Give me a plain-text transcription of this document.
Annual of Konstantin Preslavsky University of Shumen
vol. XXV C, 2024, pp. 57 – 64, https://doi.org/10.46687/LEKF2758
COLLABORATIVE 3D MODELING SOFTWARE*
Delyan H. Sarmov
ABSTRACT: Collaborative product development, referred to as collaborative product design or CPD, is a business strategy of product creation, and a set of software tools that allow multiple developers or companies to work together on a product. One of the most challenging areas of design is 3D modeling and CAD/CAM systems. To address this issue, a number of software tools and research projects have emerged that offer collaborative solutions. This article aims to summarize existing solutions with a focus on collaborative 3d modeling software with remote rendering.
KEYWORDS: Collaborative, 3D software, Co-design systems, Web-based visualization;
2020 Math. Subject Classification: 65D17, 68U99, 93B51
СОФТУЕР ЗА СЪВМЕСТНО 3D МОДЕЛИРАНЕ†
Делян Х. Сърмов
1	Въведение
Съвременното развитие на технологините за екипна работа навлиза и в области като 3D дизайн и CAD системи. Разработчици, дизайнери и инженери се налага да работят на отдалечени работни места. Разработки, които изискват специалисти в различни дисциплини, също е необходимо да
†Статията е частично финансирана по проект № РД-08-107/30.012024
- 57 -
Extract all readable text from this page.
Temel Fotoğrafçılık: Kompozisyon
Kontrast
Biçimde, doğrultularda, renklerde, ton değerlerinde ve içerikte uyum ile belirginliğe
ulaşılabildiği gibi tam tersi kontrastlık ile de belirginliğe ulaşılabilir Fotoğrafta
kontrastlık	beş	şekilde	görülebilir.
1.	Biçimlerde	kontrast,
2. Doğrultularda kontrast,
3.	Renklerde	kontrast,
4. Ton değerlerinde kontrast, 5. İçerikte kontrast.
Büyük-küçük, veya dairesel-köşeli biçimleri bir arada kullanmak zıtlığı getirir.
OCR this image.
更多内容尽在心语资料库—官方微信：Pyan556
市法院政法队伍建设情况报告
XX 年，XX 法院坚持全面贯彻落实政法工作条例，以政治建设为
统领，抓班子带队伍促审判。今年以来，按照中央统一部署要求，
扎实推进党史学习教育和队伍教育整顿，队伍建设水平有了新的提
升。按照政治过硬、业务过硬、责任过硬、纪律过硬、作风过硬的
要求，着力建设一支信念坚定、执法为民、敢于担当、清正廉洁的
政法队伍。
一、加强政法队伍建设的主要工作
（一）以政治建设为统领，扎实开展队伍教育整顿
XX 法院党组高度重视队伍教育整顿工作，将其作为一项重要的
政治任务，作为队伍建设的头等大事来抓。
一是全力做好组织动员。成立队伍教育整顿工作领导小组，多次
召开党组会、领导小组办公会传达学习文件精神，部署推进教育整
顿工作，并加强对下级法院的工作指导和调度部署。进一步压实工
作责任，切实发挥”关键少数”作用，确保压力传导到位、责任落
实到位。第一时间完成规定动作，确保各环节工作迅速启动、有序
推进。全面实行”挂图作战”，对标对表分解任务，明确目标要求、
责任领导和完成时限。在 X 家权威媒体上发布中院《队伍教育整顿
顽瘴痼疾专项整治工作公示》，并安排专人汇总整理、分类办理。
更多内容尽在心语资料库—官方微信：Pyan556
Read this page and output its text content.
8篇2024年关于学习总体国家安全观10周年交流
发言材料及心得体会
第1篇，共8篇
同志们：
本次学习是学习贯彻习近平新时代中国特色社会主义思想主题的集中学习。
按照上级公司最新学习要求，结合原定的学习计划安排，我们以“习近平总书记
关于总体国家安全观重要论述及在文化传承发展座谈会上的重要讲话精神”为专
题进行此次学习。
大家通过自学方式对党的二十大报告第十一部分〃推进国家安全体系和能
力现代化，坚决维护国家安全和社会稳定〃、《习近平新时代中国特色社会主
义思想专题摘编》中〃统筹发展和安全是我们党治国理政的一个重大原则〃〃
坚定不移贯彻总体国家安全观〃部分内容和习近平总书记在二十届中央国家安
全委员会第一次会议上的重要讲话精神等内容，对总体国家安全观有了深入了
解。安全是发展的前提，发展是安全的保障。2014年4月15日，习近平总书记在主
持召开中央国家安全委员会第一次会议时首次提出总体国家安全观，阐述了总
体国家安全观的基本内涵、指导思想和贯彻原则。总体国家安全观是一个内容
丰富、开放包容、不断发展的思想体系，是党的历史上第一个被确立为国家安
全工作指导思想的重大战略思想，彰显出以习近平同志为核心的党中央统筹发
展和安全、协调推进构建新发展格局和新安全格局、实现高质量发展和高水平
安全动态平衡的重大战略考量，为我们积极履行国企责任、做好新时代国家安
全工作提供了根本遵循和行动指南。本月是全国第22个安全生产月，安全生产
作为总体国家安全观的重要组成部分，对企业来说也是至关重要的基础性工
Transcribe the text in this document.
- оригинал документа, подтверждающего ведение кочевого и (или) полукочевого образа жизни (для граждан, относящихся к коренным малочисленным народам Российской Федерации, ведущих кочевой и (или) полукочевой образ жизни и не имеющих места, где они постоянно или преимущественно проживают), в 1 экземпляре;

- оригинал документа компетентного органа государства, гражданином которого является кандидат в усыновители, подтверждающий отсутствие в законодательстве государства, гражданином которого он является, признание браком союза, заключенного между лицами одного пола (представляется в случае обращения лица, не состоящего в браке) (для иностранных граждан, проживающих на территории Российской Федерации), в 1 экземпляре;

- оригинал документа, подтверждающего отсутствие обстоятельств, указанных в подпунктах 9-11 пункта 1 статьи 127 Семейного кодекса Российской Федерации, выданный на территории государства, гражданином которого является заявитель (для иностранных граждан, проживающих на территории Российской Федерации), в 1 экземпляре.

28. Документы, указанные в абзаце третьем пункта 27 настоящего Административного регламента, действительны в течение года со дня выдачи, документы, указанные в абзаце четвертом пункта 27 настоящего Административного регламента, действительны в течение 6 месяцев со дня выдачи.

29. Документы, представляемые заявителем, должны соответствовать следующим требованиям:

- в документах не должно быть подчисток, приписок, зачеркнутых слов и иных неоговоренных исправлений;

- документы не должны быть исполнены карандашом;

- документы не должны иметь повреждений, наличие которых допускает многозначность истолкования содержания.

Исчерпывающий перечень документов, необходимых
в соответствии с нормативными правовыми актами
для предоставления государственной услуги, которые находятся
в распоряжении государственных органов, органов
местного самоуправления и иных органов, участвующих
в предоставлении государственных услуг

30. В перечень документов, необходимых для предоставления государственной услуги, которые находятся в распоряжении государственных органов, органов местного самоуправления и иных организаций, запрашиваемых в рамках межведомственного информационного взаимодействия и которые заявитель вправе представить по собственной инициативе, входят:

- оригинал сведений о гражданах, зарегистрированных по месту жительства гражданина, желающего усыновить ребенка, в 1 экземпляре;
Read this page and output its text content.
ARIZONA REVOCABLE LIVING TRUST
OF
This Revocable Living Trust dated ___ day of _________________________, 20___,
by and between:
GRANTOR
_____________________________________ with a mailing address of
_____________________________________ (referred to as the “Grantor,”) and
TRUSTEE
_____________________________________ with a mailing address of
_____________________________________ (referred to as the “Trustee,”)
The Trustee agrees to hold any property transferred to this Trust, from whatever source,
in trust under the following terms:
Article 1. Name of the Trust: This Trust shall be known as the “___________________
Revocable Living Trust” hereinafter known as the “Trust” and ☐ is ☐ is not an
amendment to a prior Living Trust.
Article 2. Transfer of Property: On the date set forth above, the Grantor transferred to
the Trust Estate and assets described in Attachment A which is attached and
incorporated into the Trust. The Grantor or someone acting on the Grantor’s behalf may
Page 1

• OBJECTIVE: Return each line where "document" shows up.

• ANSWER FOR THE TASK:
Give me a plain-text transcription of this document.
Transcribe the text in this document.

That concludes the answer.